DIRECTIONS FOR THIS TASK:
Give the data again, word for word.
-- Begin ENTRIES SHOWN --
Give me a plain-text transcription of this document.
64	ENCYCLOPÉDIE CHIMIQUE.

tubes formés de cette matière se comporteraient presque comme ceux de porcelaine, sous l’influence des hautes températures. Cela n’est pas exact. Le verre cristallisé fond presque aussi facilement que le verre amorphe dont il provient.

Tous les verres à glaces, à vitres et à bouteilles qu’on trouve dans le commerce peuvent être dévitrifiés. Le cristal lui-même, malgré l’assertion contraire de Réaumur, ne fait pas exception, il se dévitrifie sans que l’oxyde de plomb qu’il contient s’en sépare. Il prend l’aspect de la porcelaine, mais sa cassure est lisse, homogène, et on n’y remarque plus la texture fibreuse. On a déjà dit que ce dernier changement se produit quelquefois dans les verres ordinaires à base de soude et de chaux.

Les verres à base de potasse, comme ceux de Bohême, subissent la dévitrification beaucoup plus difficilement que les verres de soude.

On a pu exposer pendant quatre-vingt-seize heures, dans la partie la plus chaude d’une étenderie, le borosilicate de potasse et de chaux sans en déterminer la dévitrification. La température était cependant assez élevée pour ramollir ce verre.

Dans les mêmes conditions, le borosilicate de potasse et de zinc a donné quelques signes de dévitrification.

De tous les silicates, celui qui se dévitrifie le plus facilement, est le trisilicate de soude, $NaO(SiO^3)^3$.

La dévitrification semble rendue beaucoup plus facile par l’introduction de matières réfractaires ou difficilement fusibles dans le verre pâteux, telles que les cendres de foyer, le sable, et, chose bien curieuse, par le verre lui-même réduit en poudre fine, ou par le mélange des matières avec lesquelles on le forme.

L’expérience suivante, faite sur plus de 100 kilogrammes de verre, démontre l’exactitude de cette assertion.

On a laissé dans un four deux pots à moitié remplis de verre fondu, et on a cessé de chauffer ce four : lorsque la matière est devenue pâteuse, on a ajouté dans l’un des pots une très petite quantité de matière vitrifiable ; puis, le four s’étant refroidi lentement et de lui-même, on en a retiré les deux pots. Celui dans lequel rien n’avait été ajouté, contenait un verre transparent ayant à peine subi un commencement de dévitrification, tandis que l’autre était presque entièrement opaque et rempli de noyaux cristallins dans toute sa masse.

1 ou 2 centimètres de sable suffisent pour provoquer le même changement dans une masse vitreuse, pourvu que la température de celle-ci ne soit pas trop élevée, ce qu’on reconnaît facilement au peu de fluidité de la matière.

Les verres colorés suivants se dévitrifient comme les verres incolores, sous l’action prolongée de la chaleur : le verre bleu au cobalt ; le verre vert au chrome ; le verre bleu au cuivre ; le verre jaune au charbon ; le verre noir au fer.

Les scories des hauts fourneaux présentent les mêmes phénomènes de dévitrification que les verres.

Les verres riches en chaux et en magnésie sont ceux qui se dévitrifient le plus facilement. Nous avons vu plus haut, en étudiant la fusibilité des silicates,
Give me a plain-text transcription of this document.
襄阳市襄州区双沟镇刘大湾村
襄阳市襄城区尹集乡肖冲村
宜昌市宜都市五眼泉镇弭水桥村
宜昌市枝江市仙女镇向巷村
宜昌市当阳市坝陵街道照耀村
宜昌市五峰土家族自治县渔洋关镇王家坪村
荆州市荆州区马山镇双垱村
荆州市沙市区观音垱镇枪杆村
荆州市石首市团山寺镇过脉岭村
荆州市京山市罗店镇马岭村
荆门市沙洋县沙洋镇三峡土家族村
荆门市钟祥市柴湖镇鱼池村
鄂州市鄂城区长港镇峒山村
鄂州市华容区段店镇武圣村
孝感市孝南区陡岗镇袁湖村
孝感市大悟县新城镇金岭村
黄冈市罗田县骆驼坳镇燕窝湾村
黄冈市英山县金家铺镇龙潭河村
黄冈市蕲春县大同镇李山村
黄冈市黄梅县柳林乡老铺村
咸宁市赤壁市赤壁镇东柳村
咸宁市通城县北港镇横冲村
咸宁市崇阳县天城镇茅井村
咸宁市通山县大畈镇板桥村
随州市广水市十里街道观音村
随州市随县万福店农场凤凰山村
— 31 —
-- End ENTRIES SHOWN --
ANSWER TO THE EXERCISE:
Give me a plain-text transcription of this document.
64	ENCYCLOPÉDIE CHIMIQUE.

tubes formés de cette matière se comporteraient presque comme ceux de porcelaine, sous l’influence des hautes températures. Cela n’est pas exact. Le verre cristallisé fond presque aussi facilement que le verre amorphe dont il provient.

Tous les verres à glaces, à vitres et à bouteilles qu’on trouve dans le commerce peuvent être dévitrifiés. Le cristal lui-même, malgré l’assertion contraire de Réaumur, ne fait pas exception, il se dévitrifie sans que l’oxyde de plomb qu’il contient s’en sépare. Il prend l’aspect de la porcelaine, mais sa cassure est lisse, homogène, et on n’y remarque plus la texture fibreuse. On a déjà dit que ce dernier changement se produit quelquefois dans les verres ordinaires à base de soude et de chaux.

Les verres à base de potasse, comme ceux de Bohême, subissent la dévitrification beaucoup plus difficilement que les verres de soude.

On a pu exposer pendant quatre-vingt-seize heures, dans la partie la plus chaude d’une étenderie, le borosilicate de potasse et de chaux sans en déterminer la dévitrification. La température était cependant assez élevée pour ramollir ce verre.

Dans les mêmes conditions, le borosilicate de potasse et de zinc a donné quelques signes de dévitrification.

De tous les silicates, celui qui se dévitrifie le plus facilement, est le trisilicate de soude, $NaO(SiO^3)^3$.

La dévitrification semble rendue beaucoup plus facile par l’introduction de matières réfractaires ou difficilement fusibles dans le verre pâteux, telles que les cendres de foyer, le sable, et, chose bien curieuse, par le verre lui-même réduit en poudre fine, ou par le mélange des matières avec lesquelles on le forme.

L’expérience suivante, faite sur plus de 100 kilogrammes de verre, démontre l’exactitude de cette assertion.

On a laissé dans un four deux pots à moitié remplis de verre fondu, et on a cessé de chauffer ce four : lorsque la matière est devenue pâteuse, on a ajouté dans l’un des pots une très petite quantité de matière vitrifiable ; puis, le four s’étant refroidi lentement et de lui-même, on en a retiré les deux pots. Celui dans lequel rien n’avait été ajouté, contenait un verre transparent ayant à peine subi un commencement de dévitrification, tandis que l’autre était presque entièrement opaque et rempli de noyaux cristallins dans toute sa masse.

1 ou 2 centimètres de sable suffisent pour provoquer le même changement dans une masse vitreuse, pourvu que la température de celle-ci ne soit pas trop élevée, ce qu’on reconnaît facilement au peu de fluidité de la matière.

Les verres colorés suivants se dévitrifient comme les verres incolores, sous l’action prolongée de la chaleur : le verre bleu au cobalt ; le verre vert au chrome ; le verre bleu au cuivre ; le verre jaune au charbon ; le verre noir au fer.

Les scories des hauts fourneaux présentent les mêmes phénomènes de dévitrification que les verres.

Les verres riches en chaux et en magnésie sont ceux qui se dévitrifient le plus facilement. Nous avons vu plus haut, en étudiant la fusibilité des silicates,
Give me a plain-text transcription of this document.
襄阳市襄州区双沟镇刘大湾村
襄阳市襄城区尹集乡肖冲村
宜昌市宜都市五眼泉镇弭水桥村
宜昌市枝江市仙女镇向巷村
宜昌市当阳市坝陵街道照耀村
宜昌市五峰土家族自治县渔洋关镇王家坪村
荆州市荆州区马山镇双垱村
荆州市沙市区观音垱镇枪杆村
荆州市石首市团山寺镇过脉岭村
荆州市京山市罗店镇马岭村
荆门市沙洋县沙洋镇三峡土家族村
荆门市钟祥市柴湖镇鱼池村
鄂州市鄂城区长港镇峒山村
鄂州市华容区段店镇武圣村
孝感市孝南区陡岗镇袁湖村
孝感市大悟县新城镇金岭村
黄冈市罗田县骆驼坳镇燕窝湾村
黄冈市英山县金家铺镇龙潭河村
黄冈市蕲春县大同镇李山村
黄冈市黄梅县柳林乡老铺村
咸宁市赤壁市赤壁镇东柳村
咸宁市通城县北港镇横冲村
咸宁市崇阳县天城镇茅井村
咸宁市通山县大畈镇板桥村
随州市广水市十里街道观音村
随州市随县万福店农场凤凰山村
— 31 —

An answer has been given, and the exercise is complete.